== EXERCISE DIRECTIONS ==
Give the count of lines that include the string "после". Add nothing to it.

start INPUT MATERIAL

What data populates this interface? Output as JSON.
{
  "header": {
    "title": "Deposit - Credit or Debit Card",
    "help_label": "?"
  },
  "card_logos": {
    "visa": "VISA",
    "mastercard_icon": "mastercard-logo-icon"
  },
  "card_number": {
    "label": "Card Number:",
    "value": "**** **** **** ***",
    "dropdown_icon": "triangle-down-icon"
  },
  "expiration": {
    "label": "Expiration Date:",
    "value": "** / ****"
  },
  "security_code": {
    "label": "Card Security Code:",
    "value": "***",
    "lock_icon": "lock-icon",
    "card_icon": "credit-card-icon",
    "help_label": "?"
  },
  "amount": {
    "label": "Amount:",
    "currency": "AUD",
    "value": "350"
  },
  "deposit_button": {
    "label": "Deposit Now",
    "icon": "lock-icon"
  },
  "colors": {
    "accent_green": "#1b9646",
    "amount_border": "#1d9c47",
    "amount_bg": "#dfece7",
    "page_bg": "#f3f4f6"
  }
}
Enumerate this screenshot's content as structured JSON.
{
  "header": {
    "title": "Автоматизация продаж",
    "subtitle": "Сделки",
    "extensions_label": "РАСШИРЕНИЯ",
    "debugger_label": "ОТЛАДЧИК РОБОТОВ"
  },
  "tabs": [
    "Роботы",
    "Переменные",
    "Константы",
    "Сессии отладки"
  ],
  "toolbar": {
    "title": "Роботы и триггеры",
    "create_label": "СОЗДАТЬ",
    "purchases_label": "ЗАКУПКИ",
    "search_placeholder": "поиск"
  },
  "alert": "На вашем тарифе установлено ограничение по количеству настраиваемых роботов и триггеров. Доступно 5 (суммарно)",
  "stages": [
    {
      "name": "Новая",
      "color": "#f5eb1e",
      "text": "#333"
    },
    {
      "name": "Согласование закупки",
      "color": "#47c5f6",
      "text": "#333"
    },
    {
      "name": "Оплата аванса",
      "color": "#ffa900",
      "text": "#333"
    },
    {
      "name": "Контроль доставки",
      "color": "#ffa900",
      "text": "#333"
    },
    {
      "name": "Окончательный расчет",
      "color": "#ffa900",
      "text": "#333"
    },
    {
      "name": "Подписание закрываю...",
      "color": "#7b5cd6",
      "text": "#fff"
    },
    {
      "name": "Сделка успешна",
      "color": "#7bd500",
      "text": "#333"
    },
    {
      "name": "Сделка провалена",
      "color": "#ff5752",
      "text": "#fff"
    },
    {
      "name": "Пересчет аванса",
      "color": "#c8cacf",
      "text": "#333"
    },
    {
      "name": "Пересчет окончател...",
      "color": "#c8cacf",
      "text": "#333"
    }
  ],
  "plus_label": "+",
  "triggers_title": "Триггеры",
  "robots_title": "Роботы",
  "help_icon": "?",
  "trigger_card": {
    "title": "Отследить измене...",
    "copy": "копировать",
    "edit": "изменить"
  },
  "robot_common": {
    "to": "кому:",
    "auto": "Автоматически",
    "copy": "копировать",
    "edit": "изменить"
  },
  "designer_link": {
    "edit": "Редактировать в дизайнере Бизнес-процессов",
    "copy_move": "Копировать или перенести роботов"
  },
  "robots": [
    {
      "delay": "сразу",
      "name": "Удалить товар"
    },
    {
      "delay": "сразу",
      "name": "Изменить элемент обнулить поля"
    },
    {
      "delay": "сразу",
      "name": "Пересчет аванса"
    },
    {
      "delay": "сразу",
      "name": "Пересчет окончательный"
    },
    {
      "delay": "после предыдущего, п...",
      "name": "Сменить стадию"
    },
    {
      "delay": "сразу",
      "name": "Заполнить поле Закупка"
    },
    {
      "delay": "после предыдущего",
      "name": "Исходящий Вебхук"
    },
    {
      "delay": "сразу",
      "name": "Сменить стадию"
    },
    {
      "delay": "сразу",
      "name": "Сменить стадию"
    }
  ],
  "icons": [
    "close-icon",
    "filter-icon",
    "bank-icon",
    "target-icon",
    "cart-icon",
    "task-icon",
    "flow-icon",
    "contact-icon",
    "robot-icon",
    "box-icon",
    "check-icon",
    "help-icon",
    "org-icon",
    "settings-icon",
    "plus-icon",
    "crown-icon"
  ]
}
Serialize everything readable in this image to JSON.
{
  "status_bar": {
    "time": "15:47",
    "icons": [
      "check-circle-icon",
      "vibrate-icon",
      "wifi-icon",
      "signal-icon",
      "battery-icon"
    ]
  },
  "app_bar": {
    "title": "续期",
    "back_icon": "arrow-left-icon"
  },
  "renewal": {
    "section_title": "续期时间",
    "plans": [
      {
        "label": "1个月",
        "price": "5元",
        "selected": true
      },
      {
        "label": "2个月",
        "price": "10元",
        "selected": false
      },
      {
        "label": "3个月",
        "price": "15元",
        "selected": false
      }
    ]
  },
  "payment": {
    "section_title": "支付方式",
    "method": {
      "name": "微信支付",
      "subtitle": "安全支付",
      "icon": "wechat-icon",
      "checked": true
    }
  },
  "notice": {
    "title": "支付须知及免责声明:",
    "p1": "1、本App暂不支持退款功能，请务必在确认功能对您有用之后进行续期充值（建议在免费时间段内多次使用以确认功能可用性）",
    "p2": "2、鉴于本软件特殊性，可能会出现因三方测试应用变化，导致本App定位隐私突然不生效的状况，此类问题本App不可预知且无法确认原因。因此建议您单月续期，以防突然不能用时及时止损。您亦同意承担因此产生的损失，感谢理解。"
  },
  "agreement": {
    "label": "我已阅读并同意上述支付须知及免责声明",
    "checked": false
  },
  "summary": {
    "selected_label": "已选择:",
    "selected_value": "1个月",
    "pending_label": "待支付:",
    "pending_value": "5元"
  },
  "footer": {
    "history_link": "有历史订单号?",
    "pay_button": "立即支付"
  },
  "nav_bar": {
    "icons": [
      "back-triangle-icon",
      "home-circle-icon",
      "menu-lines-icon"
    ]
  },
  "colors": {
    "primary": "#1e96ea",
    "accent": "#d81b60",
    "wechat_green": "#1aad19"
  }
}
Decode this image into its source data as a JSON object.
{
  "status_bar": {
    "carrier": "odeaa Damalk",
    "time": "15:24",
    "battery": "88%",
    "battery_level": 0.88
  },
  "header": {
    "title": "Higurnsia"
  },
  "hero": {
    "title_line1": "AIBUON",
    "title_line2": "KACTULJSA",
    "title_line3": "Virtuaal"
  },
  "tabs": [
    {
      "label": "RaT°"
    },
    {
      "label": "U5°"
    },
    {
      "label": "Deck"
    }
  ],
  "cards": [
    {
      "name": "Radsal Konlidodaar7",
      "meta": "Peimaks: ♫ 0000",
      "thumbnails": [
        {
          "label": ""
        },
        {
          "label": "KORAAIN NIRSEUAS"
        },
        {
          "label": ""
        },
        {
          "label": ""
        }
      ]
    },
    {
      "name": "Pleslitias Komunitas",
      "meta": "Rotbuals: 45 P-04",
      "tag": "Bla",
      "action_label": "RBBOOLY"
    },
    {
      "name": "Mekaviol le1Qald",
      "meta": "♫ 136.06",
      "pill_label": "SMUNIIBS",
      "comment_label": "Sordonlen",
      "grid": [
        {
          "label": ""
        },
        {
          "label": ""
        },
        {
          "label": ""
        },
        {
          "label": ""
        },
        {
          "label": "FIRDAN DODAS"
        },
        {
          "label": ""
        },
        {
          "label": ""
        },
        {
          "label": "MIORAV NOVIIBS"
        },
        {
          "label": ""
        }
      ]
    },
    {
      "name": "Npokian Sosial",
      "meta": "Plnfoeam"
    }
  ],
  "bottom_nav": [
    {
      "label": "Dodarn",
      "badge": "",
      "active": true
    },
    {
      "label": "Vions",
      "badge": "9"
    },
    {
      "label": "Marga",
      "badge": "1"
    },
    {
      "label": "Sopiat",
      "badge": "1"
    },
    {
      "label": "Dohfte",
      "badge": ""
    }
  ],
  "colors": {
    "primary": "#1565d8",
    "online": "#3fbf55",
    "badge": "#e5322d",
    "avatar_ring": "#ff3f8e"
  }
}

end INPUT MATERIAL

== TASK SOLUTION ==
2